Please turn the entries below into a numbered list, omitting blank lines and leaving out the pictures.
## Begin
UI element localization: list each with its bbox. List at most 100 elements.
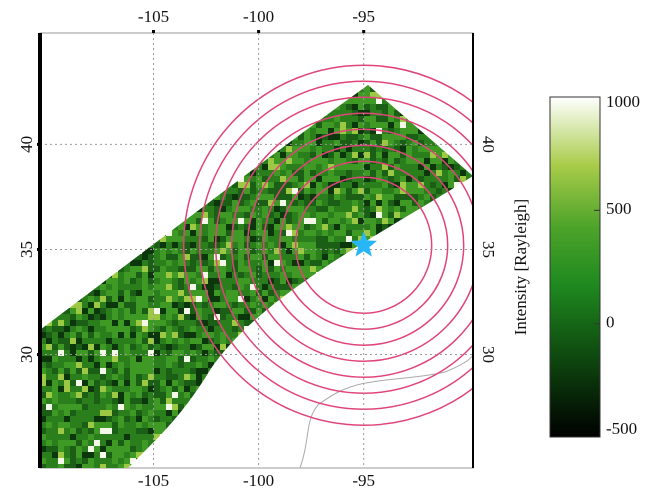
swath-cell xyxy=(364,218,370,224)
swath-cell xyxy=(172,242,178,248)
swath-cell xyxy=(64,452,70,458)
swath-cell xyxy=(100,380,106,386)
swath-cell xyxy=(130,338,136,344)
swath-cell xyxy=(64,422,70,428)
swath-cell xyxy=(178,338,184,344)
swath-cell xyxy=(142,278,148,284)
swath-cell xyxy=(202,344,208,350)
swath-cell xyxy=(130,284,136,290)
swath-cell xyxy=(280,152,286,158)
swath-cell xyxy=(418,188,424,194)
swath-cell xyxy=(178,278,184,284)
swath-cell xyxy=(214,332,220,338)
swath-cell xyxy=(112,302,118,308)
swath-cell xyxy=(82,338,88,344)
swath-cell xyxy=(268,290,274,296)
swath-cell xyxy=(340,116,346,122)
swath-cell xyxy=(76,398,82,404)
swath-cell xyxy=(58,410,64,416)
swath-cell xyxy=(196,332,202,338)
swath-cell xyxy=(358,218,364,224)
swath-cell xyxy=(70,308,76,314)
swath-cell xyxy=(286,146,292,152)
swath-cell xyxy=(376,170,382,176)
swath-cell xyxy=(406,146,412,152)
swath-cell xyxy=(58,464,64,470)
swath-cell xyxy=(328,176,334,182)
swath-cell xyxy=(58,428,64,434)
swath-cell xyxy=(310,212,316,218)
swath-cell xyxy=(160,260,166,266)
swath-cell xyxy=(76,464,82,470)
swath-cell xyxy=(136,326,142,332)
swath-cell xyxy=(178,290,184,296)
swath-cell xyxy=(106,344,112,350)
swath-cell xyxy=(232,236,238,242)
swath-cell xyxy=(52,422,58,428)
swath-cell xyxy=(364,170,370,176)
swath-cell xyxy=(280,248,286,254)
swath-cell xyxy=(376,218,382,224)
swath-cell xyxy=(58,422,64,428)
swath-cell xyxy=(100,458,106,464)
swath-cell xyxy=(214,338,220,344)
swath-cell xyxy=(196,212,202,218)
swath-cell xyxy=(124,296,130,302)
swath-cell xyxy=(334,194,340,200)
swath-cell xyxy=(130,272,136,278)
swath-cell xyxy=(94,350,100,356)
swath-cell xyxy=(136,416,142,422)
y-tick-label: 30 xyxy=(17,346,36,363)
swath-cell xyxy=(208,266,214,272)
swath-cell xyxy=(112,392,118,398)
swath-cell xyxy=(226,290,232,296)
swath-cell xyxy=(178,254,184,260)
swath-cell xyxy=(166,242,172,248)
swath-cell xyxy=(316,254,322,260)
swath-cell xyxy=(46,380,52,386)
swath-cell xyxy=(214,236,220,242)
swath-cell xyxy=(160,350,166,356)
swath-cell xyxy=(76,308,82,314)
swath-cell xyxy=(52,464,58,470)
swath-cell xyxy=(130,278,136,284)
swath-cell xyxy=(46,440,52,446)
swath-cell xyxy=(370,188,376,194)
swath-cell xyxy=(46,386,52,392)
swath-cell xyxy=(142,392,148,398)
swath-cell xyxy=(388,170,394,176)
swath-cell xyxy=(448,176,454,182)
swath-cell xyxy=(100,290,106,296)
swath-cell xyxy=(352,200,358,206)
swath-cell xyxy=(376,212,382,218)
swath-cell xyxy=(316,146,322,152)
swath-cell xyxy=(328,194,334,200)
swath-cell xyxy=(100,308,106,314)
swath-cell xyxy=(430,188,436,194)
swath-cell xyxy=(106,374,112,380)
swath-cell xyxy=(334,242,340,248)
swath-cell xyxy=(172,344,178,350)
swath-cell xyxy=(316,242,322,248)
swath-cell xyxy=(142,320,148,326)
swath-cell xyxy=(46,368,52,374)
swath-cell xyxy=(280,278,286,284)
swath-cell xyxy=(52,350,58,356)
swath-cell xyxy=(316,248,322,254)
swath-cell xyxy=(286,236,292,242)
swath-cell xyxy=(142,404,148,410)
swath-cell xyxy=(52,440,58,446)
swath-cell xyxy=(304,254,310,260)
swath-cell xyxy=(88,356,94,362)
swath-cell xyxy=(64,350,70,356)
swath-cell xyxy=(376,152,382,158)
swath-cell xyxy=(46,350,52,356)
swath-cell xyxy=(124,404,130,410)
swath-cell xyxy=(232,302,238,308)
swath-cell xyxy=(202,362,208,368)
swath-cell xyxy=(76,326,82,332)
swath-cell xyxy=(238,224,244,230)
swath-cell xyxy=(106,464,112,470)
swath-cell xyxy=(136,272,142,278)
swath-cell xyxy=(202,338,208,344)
## End
Exercise result -
1. UI element localization: list each with its bbox. List at most 100 elements.
2. swath-cell xyxy=(364,218,370,224)
3. swath-cell xyxy=(172,242,178,248)
4. swath-cell xyxy=(64,452,70,458)
5. swath-cell xyxy=(100,380,106,386)
6. swath-cell xyxy=(130,338,136,344)
7. swath-cell xyxy=(64,422,70,428)
8. swath-cell xyxy=(178,338,184,344)
9. swath-cell xyxy=(142,278,148,284)
10. swath-cell xyxy=(202,344,208,350)
11. swath-cell xyxy=(130,284,136,290)
12. swath-cell xyxy=(280,152,286,158)
13. swath-cell xyxy=(418,188,424,194)
14. swath-cell xyxy=(178,278,184,284)
15. swath-cell xyxy=(214,332,220,338)
16. swath-cell xyxy=(112,302,118,308)
17. swath-cell xyxy=(82,338,88,344)
18. swath-cell xyxy=(268,290,274,296)
19. swath-cell xyxy=(340,116,346,122)
20. swath-cell xyxy=(76,398,82,404)
21. swath-cell xyxy=(58,410,64,416)
22. swath-cell xyxy=(196,332,202,338)
23. swath-cell xyxy=(358,218,364,224)
24. swath-cell xyxy=(70,308,76,314)
25. swath-cell xyxy=(286,146,292,152)
26. swath-cell xyxy=(376,170,382,176)
27. swath-cell xyxy=(406,146,412,152)
28. swath-cell xyxy=(58,464,64,470)
29. swath-cell xyxy=(328,176,334,182)
30. swath-cell xyxy=(58,428,64,434)
31. swath-cell xyxy=(310,212,316,218)
32. swath-cell xyxy=(160,260,166,266)
33. swath-cell xyxy=(76,464,82,470)
34. swath-cell xyxy=(136,326,142,332)
35. swath-cell xyxy=(178,290,184,296)
36. swath-cell xyxy=(106,344,112,350)
37. swath-cell xyxy=(232,236,238,242)
38. swath-cell xyxy=(52,422,58,428)
39. swath-cell xyxy=(364,170,370,176)
40. swath-cell xyxy=(280,248,286,254)
41. swath-cell xyxy=(376,218,382,224)
42. swath-cell xyxy=(58,422,64,428)
43. swath-cell xyxy=(100,458,106,464)
44. swath-cell xyxy=(214,338,220,344)
45. swath-cell xyxy=(196,212,202,218)
46. swath-cell xyxy=(124,296,130,302)
47. swath-cell xyxy=(334,194,340,200)
48. swath-cell xyxy=(130,272,136,278)
49. swath-cell xyxy=(94,350,100,356)
50. swath-cell xyxy=(136,416,142,422)
51. y-tick-label: 30 xyxy=(17,346,36,363)
52. swath-cell xyxy=(208,266,214,272)
53. swath-cell xyxy=(112,392,118,398)
54. swath-cell xyxy=(226,290,232,296)
55. swath-cell xyxy=(178,254,184,260)
56. swath-cell xyxy=(166,242,172,248)
57. swath-cell xyxy=(316,254,322,260)
58. swath-cell xyxy=(46,380,52,386)
59. swath-cell xyxy=(214,236,220,242)
60. swath-cell xyxy=(160,350,166,356)
61. swath-cell xyxy=(76,308,82,314)
62. swath-cell xyxy=(52,464,58,470)
63. swath-cell xyxy=(130,278,136,284)
64. swath-cell xyxy=(46,440,52,446)
65. swath-cell xyxy=(370,188,376,194)
66. swath-cell xyxy=(46,386,52,392)
67. swath-cell xyxy=(142,392,148,398)
68. swath-cell xyxy=(388,170,394,176)
69. swath-cell xyxy=(448,176,454,182)
70. swath-cell xyxy=(100,290,106,296)
71. swath-cell xyxy=(352,200,358,206)
72. swath-cell xyxy=(376,212,382,218)
73. swath-cell xyxy=(316,146,322,152)
74. swath-cell xyxy=(328,194,334,200)
75. swath-cell xyxy=(100,308,106,314)
76. swath-cell xyxy=(430,188,436,194)
77. swath-cell xyxy=(106,374,112,380)
78. swath-cell xyxy=(334,242,340,248)
79. swath-cell xyxy=(172,344,178,350)
80. swath-cell xyxy=(316,242,322,248)
81. swath-cell xyxy=(142,320,148,326)
82. swath-cell xyxy=(46,368,52,374)
83. swath-cell xyxy=(280,278,286,284)
84. swath-cell xyxy=(52,350,58,356)
85. swath-cell xyxy=(316,248,322,254)
86. swath-cell xyxy=(286,236,292,242)
87. swath-cell xyxy=(142,404,148,410)
88. swath-cell xyxy=(52,440,58,446)
89. swath-cell xyxy=(304,254,310,260)
90. swath-cell xyxy=(88,356,94,362)
91. swath-cell xyxy=(64,350,70,356)
92. swath-cell xyxy=(376,152,382,158)
93. swath-cell xyxy=(46,350,52,356)
94. swath-cell xyxy=(124,404,130,410)
95. swath-cell xyxy=(232,302,238,308)
96. swath-cell xyxy=(202,362,208,368)
97. swath-cell xyxy=(76,326,82,332)
98. swath-cell xyxy=(238,224,244,230)
99. swath-cell xyxy=(106,464,112,470)
100. swath-cell xyxy=(136,272,142,278)
101. swath-cell xyxy=(202,338,208,344)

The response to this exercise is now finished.